— BEGIN DATA SUPPLIED —
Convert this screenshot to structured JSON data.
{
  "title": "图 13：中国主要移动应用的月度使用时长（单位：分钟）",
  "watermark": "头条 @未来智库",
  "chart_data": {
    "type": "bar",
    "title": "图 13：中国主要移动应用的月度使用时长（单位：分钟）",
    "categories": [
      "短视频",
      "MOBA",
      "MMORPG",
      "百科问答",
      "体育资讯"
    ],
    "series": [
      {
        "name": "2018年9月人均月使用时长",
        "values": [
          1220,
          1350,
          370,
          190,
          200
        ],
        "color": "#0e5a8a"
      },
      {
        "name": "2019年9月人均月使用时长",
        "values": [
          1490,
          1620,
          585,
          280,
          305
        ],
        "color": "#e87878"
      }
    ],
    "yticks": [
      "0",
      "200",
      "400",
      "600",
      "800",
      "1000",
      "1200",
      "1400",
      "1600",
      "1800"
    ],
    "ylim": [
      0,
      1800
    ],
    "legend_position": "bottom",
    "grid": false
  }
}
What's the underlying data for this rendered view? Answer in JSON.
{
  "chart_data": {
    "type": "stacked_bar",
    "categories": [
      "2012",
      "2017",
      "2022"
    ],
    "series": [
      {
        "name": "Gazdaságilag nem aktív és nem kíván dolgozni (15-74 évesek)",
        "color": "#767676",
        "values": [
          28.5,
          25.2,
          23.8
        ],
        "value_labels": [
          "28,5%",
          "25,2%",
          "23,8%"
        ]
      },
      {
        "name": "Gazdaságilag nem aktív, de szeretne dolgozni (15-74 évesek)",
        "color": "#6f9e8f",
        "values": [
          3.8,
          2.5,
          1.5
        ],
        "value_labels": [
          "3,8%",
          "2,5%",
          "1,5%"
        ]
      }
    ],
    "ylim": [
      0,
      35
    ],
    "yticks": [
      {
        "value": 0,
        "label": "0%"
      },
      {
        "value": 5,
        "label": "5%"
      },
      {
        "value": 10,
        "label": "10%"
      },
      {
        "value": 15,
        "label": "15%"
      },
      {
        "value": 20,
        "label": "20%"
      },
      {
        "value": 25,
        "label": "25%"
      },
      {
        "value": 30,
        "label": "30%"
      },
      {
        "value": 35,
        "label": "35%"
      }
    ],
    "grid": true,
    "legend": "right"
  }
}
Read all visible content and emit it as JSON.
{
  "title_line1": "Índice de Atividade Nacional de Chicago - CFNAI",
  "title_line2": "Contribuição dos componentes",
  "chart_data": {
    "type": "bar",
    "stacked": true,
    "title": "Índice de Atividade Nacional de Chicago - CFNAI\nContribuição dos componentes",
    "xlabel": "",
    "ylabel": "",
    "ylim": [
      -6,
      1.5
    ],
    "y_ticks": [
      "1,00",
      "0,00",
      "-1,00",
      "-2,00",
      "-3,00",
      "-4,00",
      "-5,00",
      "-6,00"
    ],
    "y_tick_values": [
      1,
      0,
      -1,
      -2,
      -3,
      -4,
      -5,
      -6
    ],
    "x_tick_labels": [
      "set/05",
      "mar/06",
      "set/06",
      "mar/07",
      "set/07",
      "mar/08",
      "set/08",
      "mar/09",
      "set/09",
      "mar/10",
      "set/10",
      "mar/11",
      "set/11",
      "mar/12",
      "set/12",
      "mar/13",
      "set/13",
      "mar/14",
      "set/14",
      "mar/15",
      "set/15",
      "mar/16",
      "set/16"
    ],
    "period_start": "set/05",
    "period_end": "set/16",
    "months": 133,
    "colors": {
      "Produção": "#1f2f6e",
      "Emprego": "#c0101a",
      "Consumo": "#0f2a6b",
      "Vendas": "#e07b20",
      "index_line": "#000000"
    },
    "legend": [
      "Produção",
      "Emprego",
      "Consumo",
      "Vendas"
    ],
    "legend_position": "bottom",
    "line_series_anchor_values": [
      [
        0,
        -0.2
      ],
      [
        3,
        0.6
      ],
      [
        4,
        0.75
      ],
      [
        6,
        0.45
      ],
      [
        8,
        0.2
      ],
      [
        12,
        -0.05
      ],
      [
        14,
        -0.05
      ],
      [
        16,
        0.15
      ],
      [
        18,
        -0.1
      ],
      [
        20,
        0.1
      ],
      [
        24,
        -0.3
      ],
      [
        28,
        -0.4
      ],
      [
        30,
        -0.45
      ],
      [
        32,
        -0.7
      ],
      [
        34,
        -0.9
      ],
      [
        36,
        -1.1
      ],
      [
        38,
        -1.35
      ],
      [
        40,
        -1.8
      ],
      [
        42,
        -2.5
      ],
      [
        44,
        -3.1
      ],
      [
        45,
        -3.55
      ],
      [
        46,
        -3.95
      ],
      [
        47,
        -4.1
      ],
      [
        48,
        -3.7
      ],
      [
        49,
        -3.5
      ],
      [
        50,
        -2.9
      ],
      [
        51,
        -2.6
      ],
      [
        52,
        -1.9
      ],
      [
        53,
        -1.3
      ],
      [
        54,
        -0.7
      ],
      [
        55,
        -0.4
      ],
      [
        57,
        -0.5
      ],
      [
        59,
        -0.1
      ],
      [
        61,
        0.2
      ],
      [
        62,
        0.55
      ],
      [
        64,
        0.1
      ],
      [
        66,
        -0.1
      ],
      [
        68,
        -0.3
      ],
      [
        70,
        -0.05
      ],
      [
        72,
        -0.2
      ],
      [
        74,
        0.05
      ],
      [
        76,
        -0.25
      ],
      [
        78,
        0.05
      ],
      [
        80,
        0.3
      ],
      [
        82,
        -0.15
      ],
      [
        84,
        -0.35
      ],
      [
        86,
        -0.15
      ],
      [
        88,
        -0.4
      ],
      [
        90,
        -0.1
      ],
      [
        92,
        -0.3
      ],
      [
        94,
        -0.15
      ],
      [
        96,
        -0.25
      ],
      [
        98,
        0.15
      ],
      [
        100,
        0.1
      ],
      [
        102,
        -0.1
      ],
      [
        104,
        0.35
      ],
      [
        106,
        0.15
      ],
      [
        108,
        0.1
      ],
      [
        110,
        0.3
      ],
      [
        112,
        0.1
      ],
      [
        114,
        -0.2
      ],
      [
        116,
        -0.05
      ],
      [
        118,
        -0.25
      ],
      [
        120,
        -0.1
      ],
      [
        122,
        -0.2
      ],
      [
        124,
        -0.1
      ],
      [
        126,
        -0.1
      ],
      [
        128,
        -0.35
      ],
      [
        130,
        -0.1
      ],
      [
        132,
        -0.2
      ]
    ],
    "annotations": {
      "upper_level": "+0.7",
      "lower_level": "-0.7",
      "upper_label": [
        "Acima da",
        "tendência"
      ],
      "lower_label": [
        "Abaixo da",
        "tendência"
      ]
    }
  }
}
— END DATA SUPPLIED —
Copy every line above in which the string "JSON" shows up.

Convert this screenshot to structured JSON data.
What's the underlying data for this rendered view? Answer in JSON.
Read all visible content and emit it as JSON.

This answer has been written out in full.